↓

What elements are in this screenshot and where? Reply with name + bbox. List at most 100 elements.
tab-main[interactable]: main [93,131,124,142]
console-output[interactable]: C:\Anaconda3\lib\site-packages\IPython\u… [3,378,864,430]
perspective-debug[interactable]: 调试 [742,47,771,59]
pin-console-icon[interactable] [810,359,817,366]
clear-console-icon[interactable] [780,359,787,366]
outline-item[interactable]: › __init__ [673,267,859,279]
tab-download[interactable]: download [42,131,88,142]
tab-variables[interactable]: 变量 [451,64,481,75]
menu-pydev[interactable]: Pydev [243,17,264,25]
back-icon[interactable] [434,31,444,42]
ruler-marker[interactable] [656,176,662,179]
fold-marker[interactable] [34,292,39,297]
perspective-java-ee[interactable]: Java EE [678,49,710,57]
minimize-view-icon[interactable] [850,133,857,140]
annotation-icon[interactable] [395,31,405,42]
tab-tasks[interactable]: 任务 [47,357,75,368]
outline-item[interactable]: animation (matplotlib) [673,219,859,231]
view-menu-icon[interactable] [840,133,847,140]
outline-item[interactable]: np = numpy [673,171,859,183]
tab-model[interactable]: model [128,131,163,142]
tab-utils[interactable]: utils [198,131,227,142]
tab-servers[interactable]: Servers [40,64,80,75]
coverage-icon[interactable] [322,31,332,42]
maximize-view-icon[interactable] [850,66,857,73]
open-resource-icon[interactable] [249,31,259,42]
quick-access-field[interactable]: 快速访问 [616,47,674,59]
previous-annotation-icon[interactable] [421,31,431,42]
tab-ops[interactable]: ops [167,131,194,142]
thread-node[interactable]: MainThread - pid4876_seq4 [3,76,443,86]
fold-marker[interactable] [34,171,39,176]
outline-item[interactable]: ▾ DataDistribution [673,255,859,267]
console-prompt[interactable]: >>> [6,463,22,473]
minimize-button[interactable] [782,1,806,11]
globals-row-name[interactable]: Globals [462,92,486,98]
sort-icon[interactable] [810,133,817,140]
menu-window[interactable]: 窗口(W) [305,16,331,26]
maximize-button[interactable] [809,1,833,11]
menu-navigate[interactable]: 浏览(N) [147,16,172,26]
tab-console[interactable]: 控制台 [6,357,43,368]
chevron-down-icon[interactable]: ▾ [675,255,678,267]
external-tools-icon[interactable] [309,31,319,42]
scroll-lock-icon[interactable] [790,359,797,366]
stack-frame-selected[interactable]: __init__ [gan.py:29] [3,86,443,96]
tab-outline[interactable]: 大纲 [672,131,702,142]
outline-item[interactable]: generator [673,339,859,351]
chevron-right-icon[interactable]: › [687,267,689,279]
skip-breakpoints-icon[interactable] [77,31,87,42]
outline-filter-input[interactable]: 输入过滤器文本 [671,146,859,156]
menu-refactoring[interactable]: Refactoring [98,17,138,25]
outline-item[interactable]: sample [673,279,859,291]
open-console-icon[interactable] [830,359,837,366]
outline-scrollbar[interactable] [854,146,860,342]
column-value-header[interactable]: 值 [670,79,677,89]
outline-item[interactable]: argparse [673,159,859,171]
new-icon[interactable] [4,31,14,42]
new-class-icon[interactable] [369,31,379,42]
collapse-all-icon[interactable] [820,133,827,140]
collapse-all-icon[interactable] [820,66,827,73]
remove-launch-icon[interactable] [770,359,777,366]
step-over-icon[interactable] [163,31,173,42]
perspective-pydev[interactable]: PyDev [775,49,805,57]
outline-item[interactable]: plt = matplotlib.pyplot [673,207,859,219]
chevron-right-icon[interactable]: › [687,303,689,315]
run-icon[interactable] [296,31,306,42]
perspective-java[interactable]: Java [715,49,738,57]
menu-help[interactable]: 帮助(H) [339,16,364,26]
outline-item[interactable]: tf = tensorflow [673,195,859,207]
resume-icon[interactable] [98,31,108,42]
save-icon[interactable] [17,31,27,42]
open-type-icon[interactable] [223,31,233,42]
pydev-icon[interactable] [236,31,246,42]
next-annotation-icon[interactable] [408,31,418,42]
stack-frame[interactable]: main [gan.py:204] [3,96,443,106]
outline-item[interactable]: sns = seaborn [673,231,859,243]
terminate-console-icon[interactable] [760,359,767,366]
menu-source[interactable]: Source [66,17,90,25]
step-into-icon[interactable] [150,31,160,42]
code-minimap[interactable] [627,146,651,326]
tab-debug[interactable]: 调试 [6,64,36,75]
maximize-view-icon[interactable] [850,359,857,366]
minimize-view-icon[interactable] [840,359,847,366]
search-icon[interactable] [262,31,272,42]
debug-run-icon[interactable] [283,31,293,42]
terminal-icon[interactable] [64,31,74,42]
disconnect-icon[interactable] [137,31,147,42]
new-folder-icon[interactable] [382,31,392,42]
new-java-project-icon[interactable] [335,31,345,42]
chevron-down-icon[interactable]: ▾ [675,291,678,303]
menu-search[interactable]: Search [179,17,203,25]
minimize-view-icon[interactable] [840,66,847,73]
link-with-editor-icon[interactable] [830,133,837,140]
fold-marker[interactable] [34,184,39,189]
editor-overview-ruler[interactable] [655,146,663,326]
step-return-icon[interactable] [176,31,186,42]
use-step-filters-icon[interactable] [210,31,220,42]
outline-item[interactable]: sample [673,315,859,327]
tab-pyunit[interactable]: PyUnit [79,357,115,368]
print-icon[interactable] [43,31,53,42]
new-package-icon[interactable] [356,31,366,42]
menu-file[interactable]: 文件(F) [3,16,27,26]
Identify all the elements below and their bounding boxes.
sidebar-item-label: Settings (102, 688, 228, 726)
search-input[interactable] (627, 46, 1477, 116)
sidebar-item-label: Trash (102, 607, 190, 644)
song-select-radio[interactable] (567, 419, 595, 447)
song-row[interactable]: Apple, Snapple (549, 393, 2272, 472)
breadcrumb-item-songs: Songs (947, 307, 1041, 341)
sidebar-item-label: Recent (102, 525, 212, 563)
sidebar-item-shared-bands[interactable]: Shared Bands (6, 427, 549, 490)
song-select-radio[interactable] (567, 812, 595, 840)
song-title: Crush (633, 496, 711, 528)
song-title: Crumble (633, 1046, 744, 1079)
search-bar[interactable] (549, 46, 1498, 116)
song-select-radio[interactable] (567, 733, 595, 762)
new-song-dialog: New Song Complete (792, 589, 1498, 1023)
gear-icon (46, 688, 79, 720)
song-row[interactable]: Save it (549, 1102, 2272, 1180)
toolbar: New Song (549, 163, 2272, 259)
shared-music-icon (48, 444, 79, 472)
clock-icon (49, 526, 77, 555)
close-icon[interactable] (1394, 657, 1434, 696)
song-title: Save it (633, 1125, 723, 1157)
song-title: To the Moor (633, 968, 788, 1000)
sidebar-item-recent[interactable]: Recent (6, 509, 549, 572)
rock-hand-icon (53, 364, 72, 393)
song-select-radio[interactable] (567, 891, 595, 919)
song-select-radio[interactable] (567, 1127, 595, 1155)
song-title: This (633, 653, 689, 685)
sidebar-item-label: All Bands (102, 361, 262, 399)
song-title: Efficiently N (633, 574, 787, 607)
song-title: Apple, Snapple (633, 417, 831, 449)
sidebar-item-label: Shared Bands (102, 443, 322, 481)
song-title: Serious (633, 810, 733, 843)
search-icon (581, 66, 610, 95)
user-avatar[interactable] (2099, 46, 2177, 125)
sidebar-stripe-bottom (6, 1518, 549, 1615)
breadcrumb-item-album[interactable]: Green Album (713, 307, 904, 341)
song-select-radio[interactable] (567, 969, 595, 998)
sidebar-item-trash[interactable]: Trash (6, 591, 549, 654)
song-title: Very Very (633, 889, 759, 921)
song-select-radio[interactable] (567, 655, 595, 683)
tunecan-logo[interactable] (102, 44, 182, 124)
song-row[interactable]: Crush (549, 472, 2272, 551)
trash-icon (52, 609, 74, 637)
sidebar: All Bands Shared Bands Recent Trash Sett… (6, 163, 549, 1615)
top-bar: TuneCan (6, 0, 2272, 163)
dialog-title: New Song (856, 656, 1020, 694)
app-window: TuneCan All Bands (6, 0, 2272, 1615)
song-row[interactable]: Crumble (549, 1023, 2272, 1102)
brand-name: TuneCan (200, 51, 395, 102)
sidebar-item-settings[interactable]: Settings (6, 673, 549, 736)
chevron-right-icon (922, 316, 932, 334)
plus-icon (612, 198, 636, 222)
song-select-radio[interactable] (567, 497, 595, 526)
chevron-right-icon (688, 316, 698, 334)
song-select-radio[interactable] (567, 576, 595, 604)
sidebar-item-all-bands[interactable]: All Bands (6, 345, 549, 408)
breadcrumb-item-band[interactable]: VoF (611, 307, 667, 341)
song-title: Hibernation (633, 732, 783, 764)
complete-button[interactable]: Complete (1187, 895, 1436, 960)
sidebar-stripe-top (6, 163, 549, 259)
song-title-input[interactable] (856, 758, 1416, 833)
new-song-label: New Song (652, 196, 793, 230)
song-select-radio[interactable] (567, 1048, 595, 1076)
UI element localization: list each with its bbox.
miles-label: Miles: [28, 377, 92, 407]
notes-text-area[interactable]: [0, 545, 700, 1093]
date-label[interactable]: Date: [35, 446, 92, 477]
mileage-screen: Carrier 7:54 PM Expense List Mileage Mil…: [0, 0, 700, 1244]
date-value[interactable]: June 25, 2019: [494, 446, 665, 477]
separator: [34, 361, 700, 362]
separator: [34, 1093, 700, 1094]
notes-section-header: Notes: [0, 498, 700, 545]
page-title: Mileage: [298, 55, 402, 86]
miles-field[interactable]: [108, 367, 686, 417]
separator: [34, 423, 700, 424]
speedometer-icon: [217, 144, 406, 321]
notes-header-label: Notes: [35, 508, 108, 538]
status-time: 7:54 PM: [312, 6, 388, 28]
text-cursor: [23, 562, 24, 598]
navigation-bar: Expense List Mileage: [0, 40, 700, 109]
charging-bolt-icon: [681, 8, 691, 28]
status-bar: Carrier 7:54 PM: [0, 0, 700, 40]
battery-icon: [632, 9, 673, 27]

↑

● **THE TASK**:
Put the lines from the very first one through the line that contains "annotation-icon[interactable] [395,31,405,42]", both included, into a Markdown table with the columns "Row" and "Line". Number each row and skip any blank lines.

● **COMPLETE OUTPUT**:
| Row | Line |
|---|---|
| 1 | What elements are in this screenshot and where? Reply with name + bbox. List at most 100 elements. |
| 2 | tab-main[interactable]: main [93,131,124,142] |
| 3 | console-output[interactable]: C:\Anaconda3\lib\site-packages\IPython\u… [3,378,864,430] |
| 4 | perspective-debug[interactable]: 调试 [742,47,771,59] |
| 5 | pin-console-icon[interactable] [810,359,817,366] |
| 6 | clear-console-icon[interactable] [780,359,787,366] |
| 7 | outline-item[interactable]: › __init__ [673,267,859,279] |
| 8 | tab-download[interactable]: download [42,131,88,142] |
| 9 | tab-variables[interactable]: 变量 [451,64,481,75] |
| 10 | menu-pydev[interactable]: Pydev [243,17,264,25] |
| 11 | back-icon[interactable] [434,31,444,42] |
| 12 | ruler-marker[interactable] [656,176,662,179] |
| 13 | fold-marker[interactable] [34,292,39,297] |
| 14 | perspective-java-ee[interactable]: Java EE [678,49,710,57] |
| 15 | minimize-view-icon[interactable] [850,133,857,140] |
| 16 | annotation-icon[interactable] [395,31,405,42] |